Summary
INTEGRATION AND FUNCTIONAL TESTING WITH LIVESERVERTESTCASE, SELENIUM AND MORE
Thursday 2:45 p.m.--3:30 p.m.
Audience level: Intermediate
DESCRIPTION In this talk, I will present LiveServerTestCase, a feature recently added to Django to enable new, comprehensive forms of testing. I will in particular show how to use LiveServerTestCase with browser automators like Selenium to perform integration and functional tests for your Django applications.
ABSTRACT The Django ecosystem has always placed a strong emphasis on testing, partly thanks to a wide range of tools available in Django's own testing framework. One of the most used from those tools is the dummy web client, which allows to emit mock HTTP requests directly to your codebase and to inspect the responses' contents. However, as useful as it is, this dummy client is limited as it does not exercise the full HTTP specification and it cannot effectively reproduce actual user interactions. With the recent introduction of LiveServerTestCase, it is now possible to use sophisticated HTTP libraries like python-requests and browser automators like Selenium to perform your tests in a more comprehensive way. By automatically running a live HTTP server in the background, LiveServerTestCase allows you to write tests ensuring that all layers of your web application properly fit together and that user interactions function well from end to end.

Data to examine:
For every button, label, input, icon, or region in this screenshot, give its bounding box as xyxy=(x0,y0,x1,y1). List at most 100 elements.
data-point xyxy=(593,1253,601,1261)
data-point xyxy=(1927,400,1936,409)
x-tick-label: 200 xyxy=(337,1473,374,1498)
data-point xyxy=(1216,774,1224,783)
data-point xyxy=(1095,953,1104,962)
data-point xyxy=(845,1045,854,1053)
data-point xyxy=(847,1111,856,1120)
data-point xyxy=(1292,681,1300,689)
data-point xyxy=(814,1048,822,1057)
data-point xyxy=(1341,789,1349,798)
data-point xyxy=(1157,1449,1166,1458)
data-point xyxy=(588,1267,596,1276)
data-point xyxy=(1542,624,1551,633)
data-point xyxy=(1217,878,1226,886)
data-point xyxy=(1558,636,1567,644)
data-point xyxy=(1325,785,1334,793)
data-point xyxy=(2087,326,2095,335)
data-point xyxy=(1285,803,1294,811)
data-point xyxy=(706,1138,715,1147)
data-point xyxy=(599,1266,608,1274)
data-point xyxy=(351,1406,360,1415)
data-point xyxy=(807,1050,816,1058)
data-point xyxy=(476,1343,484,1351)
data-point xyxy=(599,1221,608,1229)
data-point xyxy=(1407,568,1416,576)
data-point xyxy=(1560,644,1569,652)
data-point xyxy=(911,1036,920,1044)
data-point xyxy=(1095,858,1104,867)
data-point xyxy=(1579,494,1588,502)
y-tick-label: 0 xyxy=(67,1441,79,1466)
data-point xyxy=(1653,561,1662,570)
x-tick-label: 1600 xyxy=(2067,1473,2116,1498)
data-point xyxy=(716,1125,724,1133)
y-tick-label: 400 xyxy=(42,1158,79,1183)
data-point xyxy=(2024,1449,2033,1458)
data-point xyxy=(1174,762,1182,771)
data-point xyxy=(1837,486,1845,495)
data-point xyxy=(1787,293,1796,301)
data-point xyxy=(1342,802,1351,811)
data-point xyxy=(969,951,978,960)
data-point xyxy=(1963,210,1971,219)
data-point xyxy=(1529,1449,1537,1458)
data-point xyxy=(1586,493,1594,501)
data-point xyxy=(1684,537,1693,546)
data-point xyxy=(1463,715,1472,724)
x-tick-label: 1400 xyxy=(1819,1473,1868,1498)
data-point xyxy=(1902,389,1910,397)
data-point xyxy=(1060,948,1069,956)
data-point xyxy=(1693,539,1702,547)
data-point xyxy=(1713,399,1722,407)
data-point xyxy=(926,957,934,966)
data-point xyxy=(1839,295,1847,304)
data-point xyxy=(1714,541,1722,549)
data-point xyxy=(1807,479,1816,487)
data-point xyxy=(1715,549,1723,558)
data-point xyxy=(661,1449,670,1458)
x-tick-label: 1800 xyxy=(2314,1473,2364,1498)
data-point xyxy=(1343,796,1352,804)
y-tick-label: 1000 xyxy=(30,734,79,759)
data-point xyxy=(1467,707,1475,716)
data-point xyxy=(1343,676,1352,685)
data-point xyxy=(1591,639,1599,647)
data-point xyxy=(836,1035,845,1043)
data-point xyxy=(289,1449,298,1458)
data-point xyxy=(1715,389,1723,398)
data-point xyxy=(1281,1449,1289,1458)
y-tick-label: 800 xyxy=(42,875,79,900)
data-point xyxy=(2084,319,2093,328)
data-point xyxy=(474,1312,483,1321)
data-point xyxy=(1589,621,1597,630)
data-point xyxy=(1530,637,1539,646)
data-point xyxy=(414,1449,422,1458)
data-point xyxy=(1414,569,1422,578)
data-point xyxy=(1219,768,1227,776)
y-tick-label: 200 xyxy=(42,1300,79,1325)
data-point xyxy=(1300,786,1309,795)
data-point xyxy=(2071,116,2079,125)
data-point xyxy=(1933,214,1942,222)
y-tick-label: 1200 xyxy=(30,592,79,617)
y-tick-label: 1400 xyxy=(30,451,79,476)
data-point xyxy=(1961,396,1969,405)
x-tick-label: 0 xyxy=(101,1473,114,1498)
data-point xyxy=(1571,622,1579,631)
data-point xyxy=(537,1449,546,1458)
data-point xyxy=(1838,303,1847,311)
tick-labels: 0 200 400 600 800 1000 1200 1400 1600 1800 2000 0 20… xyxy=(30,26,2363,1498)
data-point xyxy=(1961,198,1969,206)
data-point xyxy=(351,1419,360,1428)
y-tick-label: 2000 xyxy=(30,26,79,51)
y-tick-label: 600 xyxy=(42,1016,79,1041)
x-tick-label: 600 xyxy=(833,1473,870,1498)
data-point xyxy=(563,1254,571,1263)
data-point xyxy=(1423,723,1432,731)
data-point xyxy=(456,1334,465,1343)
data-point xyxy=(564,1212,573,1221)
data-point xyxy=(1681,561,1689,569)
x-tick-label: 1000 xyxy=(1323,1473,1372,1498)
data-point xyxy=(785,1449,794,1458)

Required tasks:
1. Reproduce the part of the LiveServerTestCase talk summary from "Audience level: Intermediate" to "your Django applications.".
2. Does the LiveServerTestCase talk summary agree with each of these statements? Answer yes or no for each, and quote the deciding words of the summary. (a) The talk is aimed at an intermediate audience. (b) The dummy web client exercises the full HTTP specification. (c) LiveServerTestCase runs a live HTTP server in the background automatically.
The rows are separate material.

List of solutions:
1.
Audience level: Intermediate
DESCRIPTION In this talk, I will present LiveServerTestCase, a feature recently added to Django to enable new, comprehensive forms of testing. I will in particular show how to use LiveServerTestCase with browser automators like Selenium to perform integration and functional tests for your Django applications.

2.
(a) Yes: "Audience level: Intermediate"
(b) No: "it does not exercise the full HTTP specification"
(c) Yes: "By automatically running a live HTTP server in the background"